- [Task to complete]
Check the listing below for lines with the word "изменениями" and say how many there are, with nothing but the number.

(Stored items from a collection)
[start]

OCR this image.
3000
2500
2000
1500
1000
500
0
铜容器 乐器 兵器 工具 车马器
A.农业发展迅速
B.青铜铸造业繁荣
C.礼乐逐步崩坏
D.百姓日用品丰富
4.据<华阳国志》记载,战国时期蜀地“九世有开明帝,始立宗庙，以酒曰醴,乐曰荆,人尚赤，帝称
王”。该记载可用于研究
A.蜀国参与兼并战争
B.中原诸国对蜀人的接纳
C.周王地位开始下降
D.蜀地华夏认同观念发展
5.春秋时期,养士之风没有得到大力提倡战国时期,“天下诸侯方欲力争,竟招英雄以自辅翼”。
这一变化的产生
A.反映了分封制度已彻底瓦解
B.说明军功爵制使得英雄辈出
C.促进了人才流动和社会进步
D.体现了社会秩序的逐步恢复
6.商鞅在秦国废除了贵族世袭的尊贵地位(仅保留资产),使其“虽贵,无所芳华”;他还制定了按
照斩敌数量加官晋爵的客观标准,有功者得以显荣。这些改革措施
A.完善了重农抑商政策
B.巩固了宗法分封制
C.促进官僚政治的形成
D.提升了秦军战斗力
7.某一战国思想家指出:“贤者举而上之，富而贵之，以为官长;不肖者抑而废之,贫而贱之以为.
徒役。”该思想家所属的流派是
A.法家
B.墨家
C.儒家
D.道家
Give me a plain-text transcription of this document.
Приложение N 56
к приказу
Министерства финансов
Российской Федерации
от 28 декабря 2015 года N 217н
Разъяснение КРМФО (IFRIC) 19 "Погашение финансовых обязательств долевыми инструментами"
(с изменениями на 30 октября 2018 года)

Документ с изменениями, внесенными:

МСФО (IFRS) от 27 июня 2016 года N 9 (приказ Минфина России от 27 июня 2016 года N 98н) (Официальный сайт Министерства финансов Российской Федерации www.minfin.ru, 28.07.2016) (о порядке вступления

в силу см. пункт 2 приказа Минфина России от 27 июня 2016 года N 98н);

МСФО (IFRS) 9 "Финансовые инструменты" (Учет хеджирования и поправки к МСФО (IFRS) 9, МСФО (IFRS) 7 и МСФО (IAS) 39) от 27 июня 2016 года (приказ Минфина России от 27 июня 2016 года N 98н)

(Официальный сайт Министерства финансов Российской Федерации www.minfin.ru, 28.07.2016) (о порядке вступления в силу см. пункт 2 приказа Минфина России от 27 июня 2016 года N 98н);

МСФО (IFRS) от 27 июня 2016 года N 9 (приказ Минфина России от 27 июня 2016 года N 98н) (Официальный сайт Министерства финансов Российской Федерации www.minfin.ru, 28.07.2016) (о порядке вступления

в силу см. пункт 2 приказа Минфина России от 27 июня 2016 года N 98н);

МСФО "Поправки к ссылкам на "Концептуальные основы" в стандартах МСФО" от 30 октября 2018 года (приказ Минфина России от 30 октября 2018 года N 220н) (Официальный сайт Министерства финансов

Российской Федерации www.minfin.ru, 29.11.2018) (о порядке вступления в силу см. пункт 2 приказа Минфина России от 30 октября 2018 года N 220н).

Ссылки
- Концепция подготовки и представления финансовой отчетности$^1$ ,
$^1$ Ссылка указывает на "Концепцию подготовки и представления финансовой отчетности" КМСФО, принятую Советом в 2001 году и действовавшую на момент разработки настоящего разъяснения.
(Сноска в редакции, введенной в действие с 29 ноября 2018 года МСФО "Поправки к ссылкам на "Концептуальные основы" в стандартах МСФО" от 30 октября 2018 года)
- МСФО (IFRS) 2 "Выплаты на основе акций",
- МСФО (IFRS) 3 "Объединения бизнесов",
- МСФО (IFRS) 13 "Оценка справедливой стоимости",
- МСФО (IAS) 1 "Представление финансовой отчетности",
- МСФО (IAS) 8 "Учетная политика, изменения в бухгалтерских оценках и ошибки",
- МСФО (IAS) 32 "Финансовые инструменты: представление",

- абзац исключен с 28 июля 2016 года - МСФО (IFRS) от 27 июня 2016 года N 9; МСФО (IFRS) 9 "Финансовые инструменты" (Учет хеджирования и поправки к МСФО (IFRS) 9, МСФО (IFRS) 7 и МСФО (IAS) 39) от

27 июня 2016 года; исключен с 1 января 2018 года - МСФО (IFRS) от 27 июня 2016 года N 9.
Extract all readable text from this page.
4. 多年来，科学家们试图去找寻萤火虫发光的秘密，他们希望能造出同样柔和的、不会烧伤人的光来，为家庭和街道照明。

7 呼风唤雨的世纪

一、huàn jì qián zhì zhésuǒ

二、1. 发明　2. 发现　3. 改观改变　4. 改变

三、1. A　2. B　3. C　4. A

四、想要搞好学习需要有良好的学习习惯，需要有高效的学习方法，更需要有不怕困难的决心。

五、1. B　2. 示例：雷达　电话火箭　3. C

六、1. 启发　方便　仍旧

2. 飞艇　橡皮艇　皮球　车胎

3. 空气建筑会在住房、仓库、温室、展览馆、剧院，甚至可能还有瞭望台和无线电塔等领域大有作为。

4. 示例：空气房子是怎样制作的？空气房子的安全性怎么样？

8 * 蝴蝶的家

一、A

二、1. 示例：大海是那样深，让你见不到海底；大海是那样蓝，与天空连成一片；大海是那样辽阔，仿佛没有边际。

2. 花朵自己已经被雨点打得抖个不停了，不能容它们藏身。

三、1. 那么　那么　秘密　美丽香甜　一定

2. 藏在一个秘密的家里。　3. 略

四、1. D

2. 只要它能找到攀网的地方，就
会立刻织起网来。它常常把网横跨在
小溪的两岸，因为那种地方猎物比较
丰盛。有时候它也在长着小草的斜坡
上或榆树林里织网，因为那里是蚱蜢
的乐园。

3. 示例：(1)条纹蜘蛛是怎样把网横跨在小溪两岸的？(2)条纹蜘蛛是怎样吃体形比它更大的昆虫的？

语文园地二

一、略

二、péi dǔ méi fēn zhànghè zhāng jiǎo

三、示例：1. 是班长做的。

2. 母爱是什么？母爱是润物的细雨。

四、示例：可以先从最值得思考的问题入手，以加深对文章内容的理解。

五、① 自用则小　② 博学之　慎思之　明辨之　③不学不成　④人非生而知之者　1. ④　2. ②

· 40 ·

[end]

- [The output]
2